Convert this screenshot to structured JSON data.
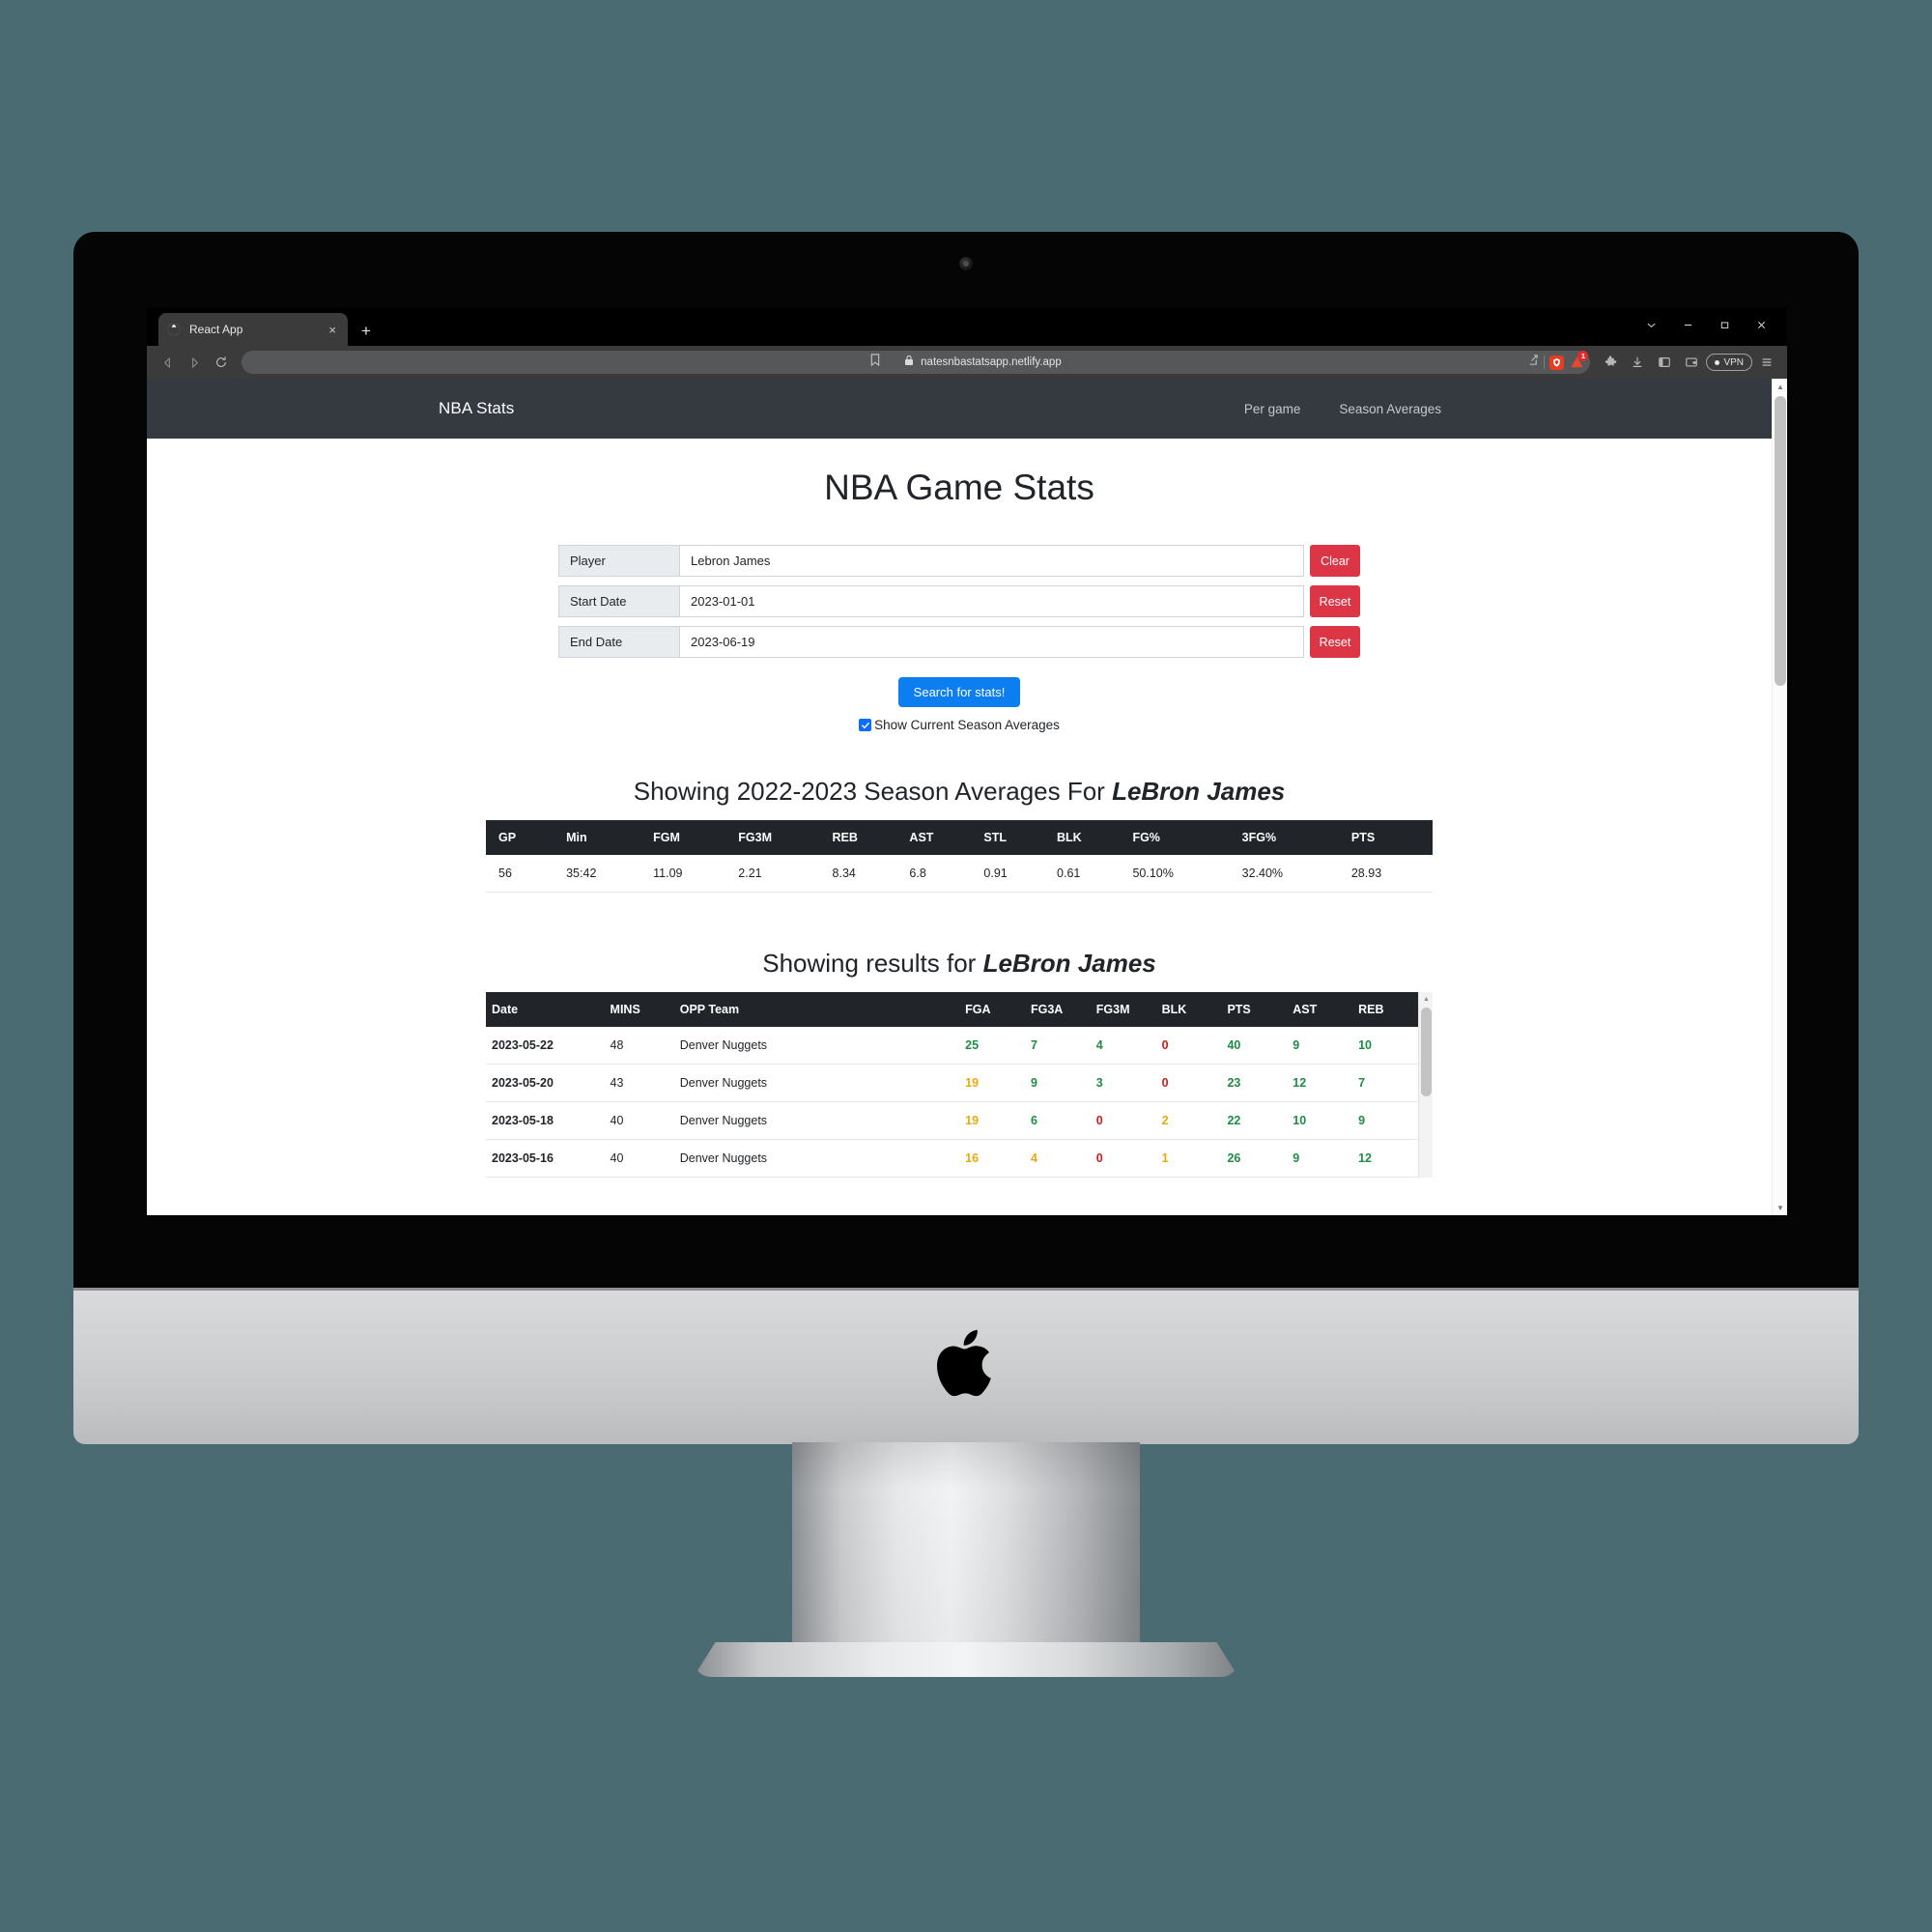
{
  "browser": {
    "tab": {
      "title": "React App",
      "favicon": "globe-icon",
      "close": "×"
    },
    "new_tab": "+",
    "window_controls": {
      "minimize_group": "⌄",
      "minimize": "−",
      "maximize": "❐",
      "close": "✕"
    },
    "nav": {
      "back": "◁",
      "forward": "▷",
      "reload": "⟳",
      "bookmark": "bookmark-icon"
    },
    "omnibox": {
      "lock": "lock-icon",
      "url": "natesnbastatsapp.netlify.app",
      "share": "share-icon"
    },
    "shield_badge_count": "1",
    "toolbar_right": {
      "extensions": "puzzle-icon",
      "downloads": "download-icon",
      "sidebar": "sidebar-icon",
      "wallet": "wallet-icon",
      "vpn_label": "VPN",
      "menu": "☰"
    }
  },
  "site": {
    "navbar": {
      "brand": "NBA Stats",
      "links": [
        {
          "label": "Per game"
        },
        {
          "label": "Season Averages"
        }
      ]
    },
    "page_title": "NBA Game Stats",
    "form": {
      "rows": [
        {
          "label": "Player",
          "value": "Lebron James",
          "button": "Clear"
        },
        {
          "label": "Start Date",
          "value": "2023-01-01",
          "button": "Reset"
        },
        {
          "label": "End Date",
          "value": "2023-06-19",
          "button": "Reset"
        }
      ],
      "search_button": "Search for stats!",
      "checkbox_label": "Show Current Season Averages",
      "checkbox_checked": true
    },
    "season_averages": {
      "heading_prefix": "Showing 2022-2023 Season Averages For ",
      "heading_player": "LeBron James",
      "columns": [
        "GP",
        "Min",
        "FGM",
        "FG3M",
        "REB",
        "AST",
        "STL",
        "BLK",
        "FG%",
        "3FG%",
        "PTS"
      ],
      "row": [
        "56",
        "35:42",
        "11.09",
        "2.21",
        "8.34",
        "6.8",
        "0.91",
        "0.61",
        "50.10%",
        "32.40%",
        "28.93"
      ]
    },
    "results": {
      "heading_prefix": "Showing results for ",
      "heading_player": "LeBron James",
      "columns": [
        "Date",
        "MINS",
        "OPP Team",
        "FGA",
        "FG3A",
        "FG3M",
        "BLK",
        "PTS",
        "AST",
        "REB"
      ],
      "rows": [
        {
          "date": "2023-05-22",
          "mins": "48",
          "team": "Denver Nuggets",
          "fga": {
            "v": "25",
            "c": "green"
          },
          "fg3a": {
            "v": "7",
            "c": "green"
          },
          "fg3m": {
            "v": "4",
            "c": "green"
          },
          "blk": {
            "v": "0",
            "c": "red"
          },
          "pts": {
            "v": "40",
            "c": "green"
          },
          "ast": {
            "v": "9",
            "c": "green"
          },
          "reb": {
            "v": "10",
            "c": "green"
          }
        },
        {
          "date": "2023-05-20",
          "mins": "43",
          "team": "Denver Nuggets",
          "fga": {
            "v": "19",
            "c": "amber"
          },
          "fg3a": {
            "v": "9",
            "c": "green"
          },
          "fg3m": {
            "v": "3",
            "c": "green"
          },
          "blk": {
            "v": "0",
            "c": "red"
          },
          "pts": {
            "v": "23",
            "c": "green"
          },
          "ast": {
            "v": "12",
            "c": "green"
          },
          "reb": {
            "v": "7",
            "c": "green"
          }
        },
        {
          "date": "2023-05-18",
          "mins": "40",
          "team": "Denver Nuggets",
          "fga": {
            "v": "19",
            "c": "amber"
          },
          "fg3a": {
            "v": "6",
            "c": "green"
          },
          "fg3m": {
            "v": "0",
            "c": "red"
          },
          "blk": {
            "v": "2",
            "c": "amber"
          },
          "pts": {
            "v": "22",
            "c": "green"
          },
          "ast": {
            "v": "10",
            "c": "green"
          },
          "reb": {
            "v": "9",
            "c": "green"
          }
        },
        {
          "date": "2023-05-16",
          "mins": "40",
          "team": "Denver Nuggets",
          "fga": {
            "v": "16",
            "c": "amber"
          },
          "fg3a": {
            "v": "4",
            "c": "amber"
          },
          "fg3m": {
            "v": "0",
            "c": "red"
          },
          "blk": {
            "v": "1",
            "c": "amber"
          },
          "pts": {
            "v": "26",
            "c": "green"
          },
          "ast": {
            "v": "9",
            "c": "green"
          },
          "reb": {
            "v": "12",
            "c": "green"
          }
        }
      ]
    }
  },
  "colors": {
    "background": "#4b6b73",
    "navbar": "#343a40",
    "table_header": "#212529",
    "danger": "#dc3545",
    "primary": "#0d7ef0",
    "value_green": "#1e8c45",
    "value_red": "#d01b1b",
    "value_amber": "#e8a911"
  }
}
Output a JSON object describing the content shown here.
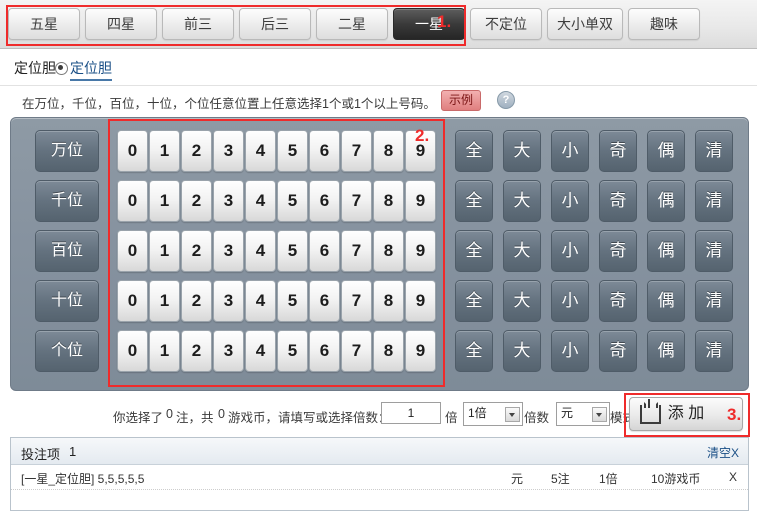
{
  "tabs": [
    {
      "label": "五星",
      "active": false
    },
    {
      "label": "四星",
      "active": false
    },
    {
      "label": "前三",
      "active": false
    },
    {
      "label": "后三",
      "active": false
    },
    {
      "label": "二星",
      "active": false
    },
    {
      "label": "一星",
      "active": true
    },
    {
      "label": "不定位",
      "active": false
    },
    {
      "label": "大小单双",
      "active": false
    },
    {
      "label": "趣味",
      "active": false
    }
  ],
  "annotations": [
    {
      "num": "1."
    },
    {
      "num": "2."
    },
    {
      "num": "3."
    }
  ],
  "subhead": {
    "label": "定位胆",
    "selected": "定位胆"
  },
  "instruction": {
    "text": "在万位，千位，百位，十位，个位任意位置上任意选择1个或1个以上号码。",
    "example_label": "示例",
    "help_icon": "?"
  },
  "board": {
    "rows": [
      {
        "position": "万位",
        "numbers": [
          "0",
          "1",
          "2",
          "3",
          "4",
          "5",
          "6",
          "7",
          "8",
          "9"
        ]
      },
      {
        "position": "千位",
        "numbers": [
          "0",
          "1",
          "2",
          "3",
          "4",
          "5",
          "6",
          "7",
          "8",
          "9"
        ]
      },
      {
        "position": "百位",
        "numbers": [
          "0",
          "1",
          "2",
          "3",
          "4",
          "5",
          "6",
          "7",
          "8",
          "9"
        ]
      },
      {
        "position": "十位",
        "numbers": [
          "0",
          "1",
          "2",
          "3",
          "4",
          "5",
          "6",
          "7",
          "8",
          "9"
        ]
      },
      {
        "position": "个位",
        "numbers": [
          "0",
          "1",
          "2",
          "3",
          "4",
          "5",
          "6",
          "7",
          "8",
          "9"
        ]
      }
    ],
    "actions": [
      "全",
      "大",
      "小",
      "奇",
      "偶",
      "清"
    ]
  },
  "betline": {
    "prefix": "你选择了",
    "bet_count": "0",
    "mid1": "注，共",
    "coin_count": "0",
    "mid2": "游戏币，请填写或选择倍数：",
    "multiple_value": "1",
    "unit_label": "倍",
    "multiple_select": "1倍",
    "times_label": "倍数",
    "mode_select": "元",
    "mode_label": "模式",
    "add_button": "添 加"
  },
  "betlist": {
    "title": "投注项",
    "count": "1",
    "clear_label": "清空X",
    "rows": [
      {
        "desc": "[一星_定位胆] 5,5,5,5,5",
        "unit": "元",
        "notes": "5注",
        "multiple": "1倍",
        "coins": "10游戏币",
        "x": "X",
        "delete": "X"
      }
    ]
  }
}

────────────────────

• **Directions for this task**:
Drop the pictures and reproduce the rest of the entries above exactly.

• **Answer for this exercise**:
Convert this screenshot to structured JSON data.
{
  "browser": {
    "tab": {
      "title": "React App",
      "favicon": "globe-icon",
      "close": "×"
    },
    "new_tab": "+",
    "window_controls": {
      "minimize_group": "⌄",
      "minimize": "−",
      "maximize": "❐",
      "close": "✕"
    },
    "nav": {
      "back": "◁",
      "forward": "▷",
      "reload": "⟳",
      "bookmark": "bookmark-icon"
    },
    "omnibox": {
      "lock": "lock-icon",
      "url": "natesnbastatsapp.netlify.app",
      "share": "share-icon"
    },
    "shield_badge_count": "1",
    "toolbar_right": {
      "extensions": "puzzle-icon",
      "downloads": "download-icon",
      "sidebar": "sidebar-icon",
      "wallet": "wallet-icon",
      "vpn_label": "VPN",
      "menu": "☰"
    }
  },
  "site": {
    "navbar": {
      "brand": "NBA Stats",
      "links": [
        {
          "label": "Per game"
        },
        {
          "label": "Season Averages"
        }
      ]
    },
    "page_title": "NBA Game Stats",
    "form": {
      "rows": [
        {
          "label": "Player",
          "value": "Lebron James",
          "button": "Clear"
        },
        {
          "label": "Start Date",
          "value": "2023-01-01",
          "button": "Reset"
        },
        {
          "label": "End Date",
          "value": "2023-06-19",
          "button": "Reset"
        }
      ],
      "search_button": "Search for stats!",
      "checkbox_label": "Show Current Season Averages",
      "checkbox_checked": true
    },
    "season_averages": {
      "heading_prefix": "Showing 2022-2023 Season Averages For ",
      "heading_player": "LeBron James",
      "columns": [
        "GP",
        "Min",
        "FGM",
        "FG3M",
        "REB",
        "AST",
        "STL",
        "BLK",
        "FG%",
        "3FG%",
        "PTS"
      ],
      "row": [
        "56",
        "35:42",
        "11.09",
        "2.21",
        "8.34",
        "6.8",
        "0.91",
        "0.61",
        "50.10%",
        "32.40%",
        "28.93"
      ]
    },
    "results": {
      "heading_prefix": "Showing results for ",
      "heading_player": "LeBron James",
      "columns": [
        "Date",
        "MINS",
        "OPP Team",
        "FGA",
        "FG3A",
        "FG3M",
        "BLK",
        "PTS",
        "AST",
        "REB"
      ],
      "rows": [
        {
          "date": "2023-05-22",
          "mins": "48",
          "team": "Denver Nuggets",
          "fga": {
            "v": "25",
            "c": "green"
          },
          "fg3a": {
            "v": "7",
            "c": "green"
          },
          "fg3m": {
            "v": "4",
            "c": "green"
          },
          "blk": {
            "v": "0",
            "c": "red"
          },
          "pts": {
            "v": "40",
            "c": "green"
          },
          "ast": {
            "v": "9",
            "c": "green"
          },
          "reb": {
            "v": "10",
            "c": "green"
          }
        },
        {
          "date": "2023-05-20",
          "mins": "43",
          "team": "Denver Nuggets",
          "fga": {
            "v": "19",
            "c": "amber"
          },
          "fg3a": {
            "v": "9",
            "c": "green"
          },
          "fg3m": {
            "v": "3",
            "c": "green"
          },
          "blk": {
            "v": "0",
            "c": "red"
          },
          "pts": {
            "v": "23",
            "c": "green"
          },
          "ast": {
            "v": "12",
            "c": "green"
          },
          "reb": {
            "v": "7",
            "c": "green"
          }
        },
        {
          "date": "2023-05-18",
          "mins": "40",
          "team": "Denver Nuggets",
          "fga": {
            "v": "19",
            "c": "amber"
          },
          "fg3a": {
            "v": "6",
            "c": "green"
          },
          "fg3m": {
            "v": "0",
            "c": "red"
          },
          "blk": {
            "v": "2",
            "c": "amber"
          },
          "pts": {
            "v": "22",
            "c": "green"
          },
          "ast": {
            "v": "10",
            "c": "green"
          },
          "reb": {
            "v": "9",
            "c": "green"
          }
        },
        {
          "date": "2023-05-16",
          "mins": "40",
          "team": "Denver Nuggets",
          "fga": {
            "v": "16",
            "c": "amber"
          },
          "fg3a": {
            "v": "4",
            "c": "amber"
          },
          "fg3m": {
            "v": "0",
            "c": "red"
          },
          "blk": {
            "v": "1",
            "c": "amber"
          },
          "pts": {
            "v": "26",
            "c": "green"
          },
          "ast": {
            "v": "9",
            "c": "green"
          },
          "reb": {
            "v": "12",
            "c": "green"
          }
        }
      ]
    }
  },
  "colors": {
    "background": "#4b6b73",
    "navbar": "#343a40",
    "table_header": "#212529",
    "danger": "#dc3545",
    "primary": "#0d7ef0",
    "value_green": "#1e8c45",
    "value_red": "#d01b1b",
    "value_amber": "#e8a911"
  }
}
Output a JSON object describing the content shown here.
{
  "tabs": [
    {
      "label": "五星",
      "active": false
    },
    {
      "label": "四星",
      "active": false
    },
    {
      "label": "前三",
      "active": false
    },
    {
      "label": "后三",
      "active": false
    },
    {
      "label": "二星",
      "active": false
    },
    {
      "label": "一星",
      "active": true
    },
    {
      "label": "不定位",
      "active": false
    },
    {
      "label": "大小单双",
      "active": false
    },
    {
      "label": "趣味",
      "active": false
    }
  ],
  "annotations": [
    {
      "num": "1."
    },
    {
      "num": "2."
    },
    {
      "num": "3."
    }
  ],
  "subhead": {
    "label": "定位胆",
    "selected": "定位胆"
  },
  "instruction": {
    "text": "在万位，千位，百位，十位，个位任意位置上任意选择1个或1个以上号码。",
    "example_label": "示例",
    "help_icon": "?"
  },
  "board": {
    "rows": [
      {
        "position": "万位",
        "numbers": [
          "0",
          "1",
          "2",
          "3",
          "4",
          "5",
          "6",
          "7",
          "8",
          "9"
        ]
      },
      {
        "position": "千位",
        "numbers": [
          "0",
          "1",
          "2",
          "3",
          "4",
          "5",
          "6",
          "7",
          "8",
          "9"
        ]
      },
      {
        "position": "百位",
        "numbers": [
          "0",
          "1",
          "2",
          "3",
          "4",
          "5",
          "6",
          "7",
          "8",
          "9"
        ]
      },
      {
        "position": "十位",
        "numbers": [
          "0",
          "1",
          "2",
          "3",
          "4",
          "5",
          "6",
          "7",
          "8",
          "9"
        ]
      },
      {
        "position": "个位",
        "numbers": [
          "0",
          "1",
          "2",
          "3",
          "4",
          "5",
          "6",
          "7",
          "8",
          "9"
        ]
      }
    ],
    "actions": [
      "全",
      "大",
      "小",
      "奇",
      "偶",
      "清"
    ]
  },
  "betline": {
    "prefix": "你选择了",
    "bet_count": "0",
    "mid1": "注，共",
    "coin_count": "0",
    "mid2": "游戏币，请填写或选择倍数：",
    "multiple_value": "1",
    "unit_label": "倍",
    "multiple_select": "1倍",
    "times_label": "倍数",
    "mode_select": "元",
    "mode_label": "模式",
    "add_button": "添 加"
  },
  "betlist": {
    "title": "投注项",
    "count": "1",
    "clear_label": "清空X",
    "rows": [
      {
        "desc": "[一星_定位胆] 5,5,5,5,5",
        "unit": "元",
        "notes": "5注",
        "multiple": "1倍",
        "coins": "10游戏币",
        "x": "X",
        "delete": "X"
      }
    ]
  }
}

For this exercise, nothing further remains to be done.